> **Problem to work on**
Find the lines with the string "Οδηγός" and return them.

[Extracted data entries]
━━━━━━━━━━

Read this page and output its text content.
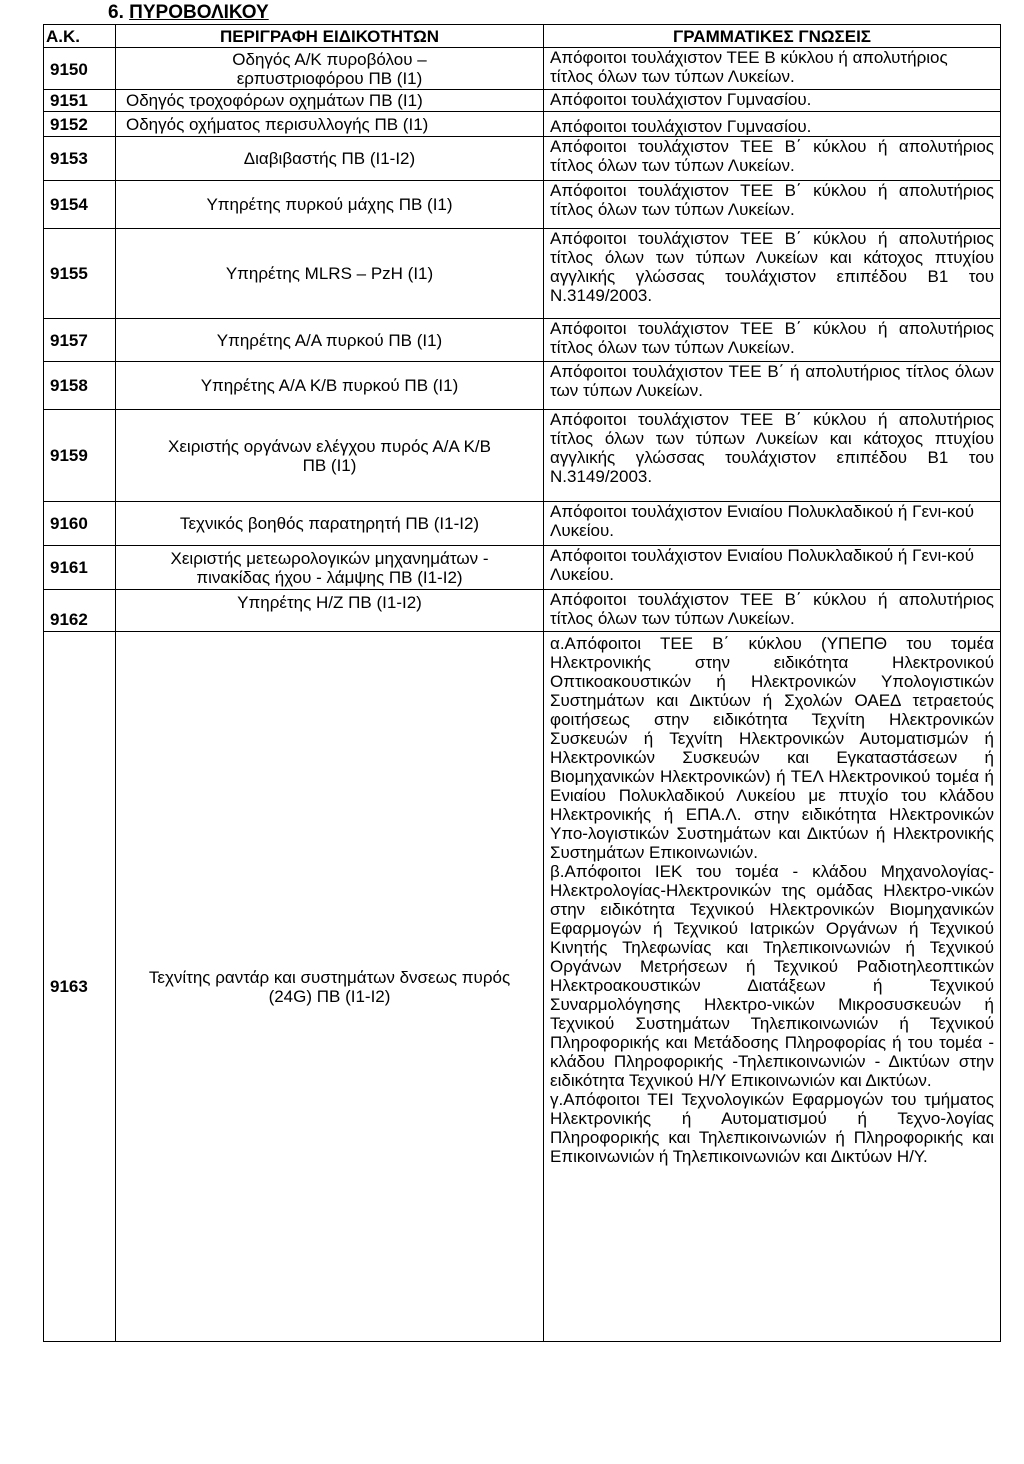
6. ΠΥΡΟΒΟΛΙΚΟΥ
Α.Κ.	ΠΕΡΙΓΡΑΦΗ ΕΙΔΙΚΟΤΗΤΩΝ	ΓΡΑΜΜΑΤΙΚΕΣ ΓΝΩΣΕΙΣ
9150	Οδηγός Α/Κ πυροβόλου – ερπυστριοφόρου ΠΒ (Ι1)	Απόφοιτοι τουλάχιστον ΤΕΕ Β κύκλου ή απολυτήριος τίτλος όλων των τύπων Λυκείων.
9151	Οδηγός τροχοφόρων οχημάτων ΠΒ (Ι1)	Απόφοιτοι τουλάχιστον Γυμνασίου.
9152	Οδηγός οχήματος περισυλλογής ΠΒ (Ι1)	Απόφοιτοι τουλάχιστον Γυμνασίου.
9153	Διαβιβαστής ΠΒ (Ι1-Ι2)	Απόφοιτοι τουλάχιστον ΤΕΕ Β΄ κύκλου ή απολυτήριος τίτλος όλων των τύπων Λυκείων.
9154	Υπηρέτης πυρκού μάχης ΠΒ (Ι1)	Απόφοιτοι τουλάχιστον ΤΕΕ Β΄ κύκλου ή απολυτήριος τίτλος όλων των τύπων Λυκείων.
9155	Υπηρέτης MLRS – PzH (Ι1)	Απόφοιτοι τουλάχιστον ΤΕΕ Β΄ κύκλου ή απολυτήριος τίτλος όλων των τύπων Λυκείων και κάτοχος πτυχίου αγγλικής γλώσσας τουλάχιστον επιπέδου Β1 του Ν.3149/2003.
9157	Υπηρέτης Α/Α πυρκού ΠΒ (Ι1)	Απόφοιτοι τουλάχιστον ΤΕΕ Β΄ κύκλου ή απολυτήριος τίτλος όλων των τύπων Λυκείων.
9158	Υπηρέτης Α/Α Κ/Β πυρκού ΠΒ (Ι1)	Απόφοιτοι τουλάχιστον ΤΕΕ Β΄ ή απολυτήριος τίτλος όλων των τύπων Λυκείων.
9159	Χειριστής οργάνων ελέγχου πυρός Α/Α Κ/Β ΠΒ (Ι1)	Απόφοιτοι τουλάχιστον ΤΕΕ Β΄ κύκλου ή απολυτήριος τίτλος όλων των τύπων Λυκείων και κάτοχος πτυχίου αγγλικής γλώσσας τουλάχιστον επιπέδου Β1 του Ν.3149/2003.
9160	Τεχνικός βοηθός παρατηρητή ΠΒ (Ι1-Ι2)	Απόφοιτοι τουλάχιστον Ενιαίου Πολυκλαδικού ή Γενι-κού Λυκείου.
9161	Χειριστής μετεωρολογικών μηχανημάτων - πινακίδας ήχου - λάμψης ΠΒ (Ι1-Ι2)	Απόφοιτοι τουλάχιστον Ενιαίου Πολυκλαδικού ή Γενι-κού Λυκείου.
9162	Υπηρέτης Η/Ζ ΠΒ (Ι1-Ι2)	Απόφοιτοι τουλάχιστον ΤΕΕ Β΄ κύκλου ή απολυτήριος τίτλος όλων των τύπων Λυκείων.
9163	Τεχνίτης ραντάρ και συστημάτων δνσεως πυρός (24G) ΠΒ (Ι1-Ι2)	α.Απόφοιτοι ΤΕΕ Β΄ κύκλου (ΥΠΕΠΘ του τομέα Ηλεκτρονικής στην ειδικότητα Ηλεκτρονικού Οπτικοακουστικών ή Ηλεκτρονικών Υπολογιστικών Συστημάτων και Δικτύων ή Σχολών ΟΑΕΔ τετραετούς φοιτήσεως στην ειδικότητα Τεχνίτη Ηλεκτρονικών Συσκευών ή Τεχνίτη Ηλεκτρονικών Αυτοματισμών ή Ηλεκτρονικών Συσκευών και Εγκαταστάσεων ή Βιομηχανικών Ηλεκτρονικών) ή ΤΕΛ Ηλεκτρονικού τομέα ή Ενιαίου Πολυκλαδικού Λυκείου με πτυχίο του κλάδου Ηλεκτρονικής ή ΕΠΑ.Λ. στην ειδικότητα Ηλεκτρονικών Υπο-λογιστικών Συστημάτων και Δικτύων ή Ηλεκτρονικής Συστημάτων Επικοινωνιών.

β.Απόφοιτοι ΙΕΚ του τομέα - κλάδου Μηχανολογίας-Ηλεκτρολογίας-Ηλεκτρονικών της ομάδας Ηλεκτρο-νικών στην ειδικότητα Τεχνικού Ηλεκτρονικών Βιομηχανικών Εφαρμογών ή Τεχνικού Ιατρικών Οργάνων ή Τεχνικού Κινητής Τηλεφωνίας και Τηλεπικοινωνιών ή Τεχνικού Οργάνων Μετρήσεων ή Τεχνικού Ραδιοτηλεοπτικών Ηλεκτροακουστικών Διατάξεων ή Τεχνικού Συναρμολόγησης Ηλεκτρο-νικών Μικροσυσκευών ή Τεχνικού Συστημάτων Τηλεπικοινωνιών ή Τεχνικού Πληροφορικής και Μετάδοσης Πληροφορίας ή του τομέα - κλάδου Πληροφορικής -Τηλεπικοινωνιών - Δικτύων στην ειδικότητα Τεχνικού Η/Υ Επικοινωνιών και Δικτύων.

γ.Απόφοιτοι ΤΕΙ Τεχνολογικών Εφαρμογών του τμήματος Ηλεκτρονικής ή Αυτοματισμού ή Τεχνο-λογίας Πληροφορικής και Τηλεπικοινωνιών ή Πληροφορικής και Επικοινωνιών ή Τηλεπικοινωνιών και Δικτύων Η/Υ.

━━━━━━━━━━

> **Solution for this problem**
9150	Οδηγός Α/Κ πυροβόλου – ερπυστριοφόρου ΠΒ (Ι1)	Απόφοιτοι τουλάχιστον ΤΕΕ Β κύκλου ή απολυτήριος τίτλος όλων των τύπων Λυκείων.
9151	Οδηγός τροχοφόρων οχημάτων ΠΒ (Ι1)	Απόφοιτοι τουλάχιστον Γυμνασίου.
9152	Οδηγός οχήματος περισυλλογής ΠΒ (Ι1)	Απόφοιτοι τουλάχιστον Γυμνασίου.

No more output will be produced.